:: What you will do ::
Filter this material down to the lines that hold "JSON", copying each one.
-- start Raw data --
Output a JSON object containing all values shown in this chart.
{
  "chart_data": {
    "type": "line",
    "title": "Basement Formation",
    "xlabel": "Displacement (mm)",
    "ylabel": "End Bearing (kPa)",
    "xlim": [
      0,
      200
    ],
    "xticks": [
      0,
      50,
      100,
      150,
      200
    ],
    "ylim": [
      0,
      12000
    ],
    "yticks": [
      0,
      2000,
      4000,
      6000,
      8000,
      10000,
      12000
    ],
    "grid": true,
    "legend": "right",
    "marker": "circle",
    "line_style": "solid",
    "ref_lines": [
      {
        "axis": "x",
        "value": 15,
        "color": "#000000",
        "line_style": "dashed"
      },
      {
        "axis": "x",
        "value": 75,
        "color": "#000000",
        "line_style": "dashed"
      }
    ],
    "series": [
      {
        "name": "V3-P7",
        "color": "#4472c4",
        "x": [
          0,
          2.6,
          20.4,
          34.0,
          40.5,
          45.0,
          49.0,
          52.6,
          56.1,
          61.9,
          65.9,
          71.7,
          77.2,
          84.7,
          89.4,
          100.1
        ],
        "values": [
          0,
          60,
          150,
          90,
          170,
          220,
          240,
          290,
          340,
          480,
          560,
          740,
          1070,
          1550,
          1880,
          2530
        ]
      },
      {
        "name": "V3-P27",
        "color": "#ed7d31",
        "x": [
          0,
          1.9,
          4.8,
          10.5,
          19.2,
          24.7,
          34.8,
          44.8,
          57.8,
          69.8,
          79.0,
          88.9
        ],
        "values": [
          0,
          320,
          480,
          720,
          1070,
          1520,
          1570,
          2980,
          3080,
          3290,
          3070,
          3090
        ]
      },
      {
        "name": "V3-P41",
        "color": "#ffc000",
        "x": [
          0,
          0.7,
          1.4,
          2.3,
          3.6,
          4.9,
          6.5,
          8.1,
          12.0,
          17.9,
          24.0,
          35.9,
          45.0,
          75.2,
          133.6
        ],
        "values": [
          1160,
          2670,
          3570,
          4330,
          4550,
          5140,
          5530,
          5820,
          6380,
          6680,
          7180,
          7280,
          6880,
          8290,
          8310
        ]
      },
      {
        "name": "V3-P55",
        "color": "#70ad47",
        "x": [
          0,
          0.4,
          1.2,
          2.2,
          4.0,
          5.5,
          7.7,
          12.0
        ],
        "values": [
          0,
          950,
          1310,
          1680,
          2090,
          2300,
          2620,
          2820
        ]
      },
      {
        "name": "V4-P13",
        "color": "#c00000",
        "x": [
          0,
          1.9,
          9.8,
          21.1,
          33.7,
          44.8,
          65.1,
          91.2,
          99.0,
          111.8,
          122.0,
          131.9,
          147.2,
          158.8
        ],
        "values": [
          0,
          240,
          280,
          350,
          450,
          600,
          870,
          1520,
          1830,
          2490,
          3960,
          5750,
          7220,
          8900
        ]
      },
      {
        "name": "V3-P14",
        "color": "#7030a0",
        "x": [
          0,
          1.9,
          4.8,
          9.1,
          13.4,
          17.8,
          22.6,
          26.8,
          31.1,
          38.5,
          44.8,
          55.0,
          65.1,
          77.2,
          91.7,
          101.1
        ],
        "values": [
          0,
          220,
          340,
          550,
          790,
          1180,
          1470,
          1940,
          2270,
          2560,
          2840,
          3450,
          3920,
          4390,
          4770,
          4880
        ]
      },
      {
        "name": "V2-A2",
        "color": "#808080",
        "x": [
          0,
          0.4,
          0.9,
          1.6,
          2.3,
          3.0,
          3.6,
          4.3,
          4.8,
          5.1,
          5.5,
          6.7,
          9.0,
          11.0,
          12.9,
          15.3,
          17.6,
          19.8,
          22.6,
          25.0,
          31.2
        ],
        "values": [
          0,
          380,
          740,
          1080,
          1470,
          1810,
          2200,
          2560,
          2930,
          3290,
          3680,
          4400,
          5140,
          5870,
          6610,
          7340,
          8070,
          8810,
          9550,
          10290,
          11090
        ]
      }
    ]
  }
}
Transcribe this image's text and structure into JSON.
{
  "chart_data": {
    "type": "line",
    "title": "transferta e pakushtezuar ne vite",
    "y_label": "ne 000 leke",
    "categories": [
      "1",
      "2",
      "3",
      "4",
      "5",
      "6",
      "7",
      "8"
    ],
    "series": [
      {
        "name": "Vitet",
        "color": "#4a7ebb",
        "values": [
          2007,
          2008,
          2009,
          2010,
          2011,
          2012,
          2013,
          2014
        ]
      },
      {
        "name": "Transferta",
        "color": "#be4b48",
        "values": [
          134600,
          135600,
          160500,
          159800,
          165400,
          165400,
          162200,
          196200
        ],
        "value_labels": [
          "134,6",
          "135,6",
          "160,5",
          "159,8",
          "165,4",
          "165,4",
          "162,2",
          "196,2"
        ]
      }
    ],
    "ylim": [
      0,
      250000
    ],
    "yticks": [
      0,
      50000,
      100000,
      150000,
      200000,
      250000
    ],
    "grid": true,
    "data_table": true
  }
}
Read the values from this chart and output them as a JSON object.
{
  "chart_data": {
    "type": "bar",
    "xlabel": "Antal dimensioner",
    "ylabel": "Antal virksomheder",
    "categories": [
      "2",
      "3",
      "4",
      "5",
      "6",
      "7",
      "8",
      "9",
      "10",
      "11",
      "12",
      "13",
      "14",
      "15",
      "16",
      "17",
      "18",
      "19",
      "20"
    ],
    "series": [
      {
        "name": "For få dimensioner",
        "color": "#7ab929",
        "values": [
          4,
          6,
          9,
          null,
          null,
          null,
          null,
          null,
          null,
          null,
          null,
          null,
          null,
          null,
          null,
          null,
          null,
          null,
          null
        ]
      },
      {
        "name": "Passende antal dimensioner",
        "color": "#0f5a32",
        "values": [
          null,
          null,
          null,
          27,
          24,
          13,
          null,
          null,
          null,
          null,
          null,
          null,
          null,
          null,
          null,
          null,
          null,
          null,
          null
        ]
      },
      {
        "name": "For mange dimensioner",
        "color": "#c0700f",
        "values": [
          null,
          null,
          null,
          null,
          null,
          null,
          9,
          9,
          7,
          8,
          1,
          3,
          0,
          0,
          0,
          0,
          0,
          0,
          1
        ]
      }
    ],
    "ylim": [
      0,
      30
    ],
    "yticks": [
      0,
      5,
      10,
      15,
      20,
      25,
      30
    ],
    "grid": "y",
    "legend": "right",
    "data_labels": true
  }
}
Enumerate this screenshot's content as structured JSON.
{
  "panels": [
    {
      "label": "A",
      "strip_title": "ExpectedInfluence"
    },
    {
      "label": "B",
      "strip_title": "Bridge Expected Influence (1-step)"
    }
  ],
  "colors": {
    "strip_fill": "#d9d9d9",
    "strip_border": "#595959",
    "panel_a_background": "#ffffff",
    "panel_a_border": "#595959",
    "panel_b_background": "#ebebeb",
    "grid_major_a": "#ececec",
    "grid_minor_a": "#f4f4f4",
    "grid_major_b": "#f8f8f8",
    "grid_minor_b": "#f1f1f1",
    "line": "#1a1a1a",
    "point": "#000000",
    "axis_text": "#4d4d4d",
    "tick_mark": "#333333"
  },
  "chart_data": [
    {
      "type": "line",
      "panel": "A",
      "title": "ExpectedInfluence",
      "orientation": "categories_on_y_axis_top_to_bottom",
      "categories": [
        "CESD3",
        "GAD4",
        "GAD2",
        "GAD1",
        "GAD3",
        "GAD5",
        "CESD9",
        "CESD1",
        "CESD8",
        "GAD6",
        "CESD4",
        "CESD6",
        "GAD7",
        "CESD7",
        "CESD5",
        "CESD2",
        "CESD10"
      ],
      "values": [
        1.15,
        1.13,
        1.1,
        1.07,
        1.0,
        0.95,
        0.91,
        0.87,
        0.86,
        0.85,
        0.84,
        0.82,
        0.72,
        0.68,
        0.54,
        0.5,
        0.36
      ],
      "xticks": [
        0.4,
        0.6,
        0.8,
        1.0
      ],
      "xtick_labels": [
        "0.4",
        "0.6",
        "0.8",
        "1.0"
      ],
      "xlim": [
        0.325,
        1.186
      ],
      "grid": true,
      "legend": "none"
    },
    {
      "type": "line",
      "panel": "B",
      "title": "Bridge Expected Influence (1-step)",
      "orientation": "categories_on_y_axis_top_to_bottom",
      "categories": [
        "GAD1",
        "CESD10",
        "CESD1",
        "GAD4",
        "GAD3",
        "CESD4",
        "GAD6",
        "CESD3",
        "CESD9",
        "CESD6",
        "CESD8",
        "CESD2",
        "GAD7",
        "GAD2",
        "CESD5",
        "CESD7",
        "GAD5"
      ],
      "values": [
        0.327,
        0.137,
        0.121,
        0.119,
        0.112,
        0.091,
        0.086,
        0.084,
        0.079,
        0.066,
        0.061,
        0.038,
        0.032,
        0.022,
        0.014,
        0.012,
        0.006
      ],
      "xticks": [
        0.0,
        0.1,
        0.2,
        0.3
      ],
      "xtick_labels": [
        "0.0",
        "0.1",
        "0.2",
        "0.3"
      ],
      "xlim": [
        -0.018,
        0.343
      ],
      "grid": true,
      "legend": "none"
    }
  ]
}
-- end Raw data --
:: Task response ::
Output a JSON object containing all values shown in this chart.
Transcribe this image's text and structure into JSON.
Read the values from this chart and output them as a JSON object.
Enumerate this screenshot's content as structured JSON.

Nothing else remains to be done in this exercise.